▶ **Task input**:
>>>
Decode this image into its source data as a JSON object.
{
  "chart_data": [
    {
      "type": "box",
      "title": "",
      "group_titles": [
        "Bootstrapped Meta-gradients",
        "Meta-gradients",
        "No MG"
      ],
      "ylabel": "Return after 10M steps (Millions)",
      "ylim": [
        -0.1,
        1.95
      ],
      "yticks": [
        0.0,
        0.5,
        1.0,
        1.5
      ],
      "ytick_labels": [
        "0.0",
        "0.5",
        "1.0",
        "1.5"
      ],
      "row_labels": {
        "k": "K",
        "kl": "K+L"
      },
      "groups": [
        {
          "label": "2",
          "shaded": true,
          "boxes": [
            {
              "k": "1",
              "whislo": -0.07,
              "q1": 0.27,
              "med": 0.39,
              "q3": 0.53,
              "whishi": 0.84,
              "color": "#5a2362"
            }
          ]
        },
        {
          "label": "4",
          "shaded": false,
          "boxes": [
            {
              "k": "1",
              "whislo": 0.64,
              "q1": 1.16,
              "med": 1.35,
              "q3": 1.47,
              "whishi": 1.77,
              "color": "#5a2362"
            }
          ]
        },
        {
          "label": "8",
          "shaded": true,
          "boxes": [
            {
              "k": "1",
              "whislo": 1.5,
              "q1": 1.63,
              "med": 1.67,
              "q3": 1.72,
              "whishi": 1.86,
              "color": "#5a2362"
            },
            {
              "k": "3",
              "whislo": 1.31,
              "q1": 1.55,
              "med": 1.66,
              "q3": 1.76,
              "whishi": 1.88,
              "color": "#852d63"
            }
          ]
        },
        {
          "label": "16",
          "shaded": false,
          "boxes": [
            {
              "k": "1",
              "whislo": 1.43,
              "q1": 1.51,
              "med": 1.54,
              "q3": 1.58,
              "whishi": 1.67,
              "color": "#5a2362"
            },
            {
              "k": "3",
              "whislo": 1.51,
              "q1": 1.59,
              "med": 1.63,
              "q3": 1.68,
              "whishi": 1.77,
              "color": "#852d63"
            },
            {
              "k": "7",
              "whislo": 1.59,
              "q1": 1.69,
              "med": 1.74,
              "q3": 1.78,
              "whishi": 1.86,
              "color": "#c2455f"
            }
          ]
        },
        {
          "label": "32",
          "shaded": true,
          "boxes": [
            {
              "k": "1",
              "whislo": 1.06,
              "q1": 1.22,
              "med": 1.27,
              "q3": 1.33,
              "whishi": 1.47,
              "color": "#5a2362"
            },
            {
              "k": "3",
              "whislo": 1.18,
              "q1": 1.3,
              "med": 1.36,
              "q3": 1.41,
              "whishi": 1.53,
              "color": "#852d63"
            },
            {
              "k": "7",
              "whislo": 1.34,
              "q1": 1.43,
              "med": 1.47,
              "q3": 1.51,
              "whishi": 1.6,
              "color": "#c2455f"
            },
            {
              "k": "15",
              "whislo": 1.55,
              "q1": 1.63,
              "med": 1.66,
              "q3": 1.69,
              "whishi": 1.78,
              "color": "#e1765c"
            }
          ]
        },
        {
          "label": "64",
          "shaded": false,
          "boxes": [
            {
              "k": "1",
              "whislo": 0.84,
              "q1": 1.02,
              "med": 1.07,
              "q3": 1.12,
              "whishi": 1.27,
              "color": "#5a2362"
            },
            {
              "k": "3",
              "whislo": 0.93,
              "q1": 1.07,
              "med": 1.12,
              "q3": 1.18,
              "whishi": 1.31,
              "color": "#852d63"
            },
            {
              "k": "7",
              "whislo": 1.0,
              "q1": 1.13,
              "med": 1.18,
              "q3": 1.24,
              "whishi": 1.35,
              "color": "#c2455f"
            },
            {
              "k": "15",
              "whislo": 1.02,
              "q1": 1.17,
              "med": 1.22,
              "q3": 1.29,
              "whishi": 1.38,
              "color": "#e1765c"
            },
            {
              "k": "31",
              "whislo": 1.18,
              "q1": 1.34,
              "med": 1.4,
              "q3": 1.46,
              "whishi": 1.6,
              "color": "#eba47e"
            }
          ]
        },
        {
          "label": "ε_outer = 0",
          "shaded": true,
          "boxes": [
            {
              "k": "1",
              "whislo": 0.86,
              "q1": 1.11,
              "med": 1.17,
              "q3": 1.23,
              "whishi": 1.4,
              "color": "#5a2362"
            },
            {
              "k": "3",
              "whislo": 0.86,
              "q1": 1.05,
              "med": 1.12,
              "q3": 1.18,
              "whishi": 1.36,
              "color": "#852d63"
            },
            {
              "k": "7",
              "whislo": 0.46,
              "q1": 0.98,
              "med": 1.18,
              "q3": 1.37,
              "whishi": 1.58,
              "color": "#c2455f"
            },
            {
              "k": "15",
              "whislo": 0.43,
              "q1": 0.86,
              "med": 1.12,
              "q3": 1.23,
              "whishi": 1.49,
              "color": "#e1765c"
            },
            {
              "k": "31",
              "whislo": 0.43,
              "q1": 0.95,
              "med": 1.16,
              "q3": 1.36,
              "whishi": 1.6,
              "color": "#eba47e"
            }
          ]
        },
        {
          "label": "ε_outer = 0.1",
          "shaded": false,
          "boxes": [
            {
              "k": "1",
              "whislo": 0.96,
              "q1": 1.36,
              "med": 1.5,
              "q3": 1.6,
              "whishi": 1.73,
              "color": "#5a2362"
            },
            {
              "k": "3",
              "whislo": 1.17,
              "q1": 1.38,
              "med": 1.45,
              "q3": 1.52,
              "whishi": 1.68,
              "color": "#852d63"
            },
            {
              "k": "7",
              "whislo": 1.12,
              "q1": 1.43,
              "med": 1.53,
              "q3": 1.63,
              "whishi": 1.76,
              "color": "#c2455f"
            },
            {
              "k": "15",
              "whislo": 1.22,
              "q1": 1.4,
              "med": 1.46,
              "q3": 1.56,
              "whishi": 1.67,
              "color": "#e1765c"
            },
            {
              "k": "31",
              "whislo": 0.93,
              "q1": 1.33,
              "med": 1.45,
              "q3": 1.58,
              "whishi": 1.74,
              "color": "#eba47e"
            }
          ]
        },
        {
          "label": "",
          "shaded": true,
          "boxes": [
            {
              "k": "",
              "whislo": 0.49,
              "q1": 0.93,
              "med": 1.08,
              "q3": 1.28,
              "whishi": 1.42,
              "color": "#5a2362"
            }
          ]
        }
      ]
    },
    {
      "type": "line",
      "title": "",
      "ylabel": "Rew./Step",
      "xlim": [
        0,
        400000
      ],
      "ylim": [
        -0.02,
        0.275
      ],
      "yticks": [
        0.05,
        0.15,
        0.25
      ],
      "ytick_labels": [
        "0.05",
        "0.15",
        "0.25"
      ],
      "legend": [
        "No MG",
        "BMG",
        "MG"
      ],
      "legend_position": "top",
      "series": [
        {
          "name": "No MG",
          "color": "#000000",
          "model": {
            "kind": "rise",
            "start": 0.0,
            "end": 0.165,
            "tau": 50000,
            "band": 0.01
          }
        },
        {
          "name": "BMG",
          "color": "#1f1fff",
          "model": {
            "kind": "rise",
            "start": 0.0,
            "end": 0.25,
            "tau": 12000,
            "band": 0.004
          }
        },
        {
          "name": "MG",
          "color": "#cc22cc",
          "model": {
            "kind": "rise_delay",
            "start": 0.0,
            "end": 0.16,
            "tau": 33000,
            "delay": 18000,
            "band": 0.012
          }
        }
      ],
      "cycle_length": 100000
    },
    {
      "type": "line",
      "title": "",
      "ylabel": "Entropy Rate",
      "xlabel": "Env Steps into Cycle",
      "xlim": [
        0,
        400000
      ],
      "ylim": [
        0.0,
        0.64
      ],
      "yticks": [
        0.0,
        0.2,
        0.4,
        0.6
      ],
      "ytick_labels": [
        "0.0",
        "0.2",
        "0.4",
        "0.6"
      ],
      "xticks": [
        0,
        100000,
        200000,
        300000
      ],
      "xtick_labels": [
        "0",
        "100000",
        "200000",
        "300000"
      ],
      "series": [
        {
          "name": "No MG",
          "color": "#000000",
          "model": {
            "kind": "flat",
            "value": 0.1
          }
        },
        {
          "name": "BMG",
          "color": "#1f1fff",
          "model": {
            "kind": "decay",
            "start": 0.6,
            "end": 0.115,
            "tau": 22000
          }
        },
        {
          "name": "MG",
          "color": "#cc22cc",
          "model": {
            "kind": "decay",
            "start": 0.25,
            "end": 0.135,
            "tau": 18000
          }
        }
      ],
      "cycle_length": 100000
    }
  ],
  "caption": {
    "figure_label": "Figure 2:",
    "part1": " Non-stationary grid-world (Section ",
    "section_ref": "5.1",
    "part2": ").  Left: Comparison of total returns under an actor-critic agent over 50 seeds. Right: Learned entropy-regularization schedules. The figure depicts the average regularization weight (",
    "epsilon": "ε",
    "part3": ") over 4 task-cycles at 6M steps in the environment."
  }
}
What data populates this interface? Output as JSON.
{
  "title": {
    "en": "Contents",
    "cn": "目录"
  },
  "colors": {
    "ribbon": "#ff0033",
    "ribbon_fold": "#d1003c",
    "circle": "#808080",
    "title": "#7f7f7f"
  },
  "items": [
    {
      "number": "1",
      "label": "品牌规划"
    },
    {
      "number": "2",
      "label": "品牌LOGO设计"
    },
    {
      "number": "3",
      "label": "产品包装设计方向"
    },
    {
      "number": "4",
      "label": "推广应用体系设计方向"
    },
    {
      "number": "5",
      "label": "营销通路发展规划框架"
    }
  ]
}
<<<
▶ **Goal of the exercise**: Identify every line above that includes the word "number", and show those lines.

▶ **The result**:
      "number": "1",
      "number": "2",
      "number": "3",
      "number": "4",
      "number": "5",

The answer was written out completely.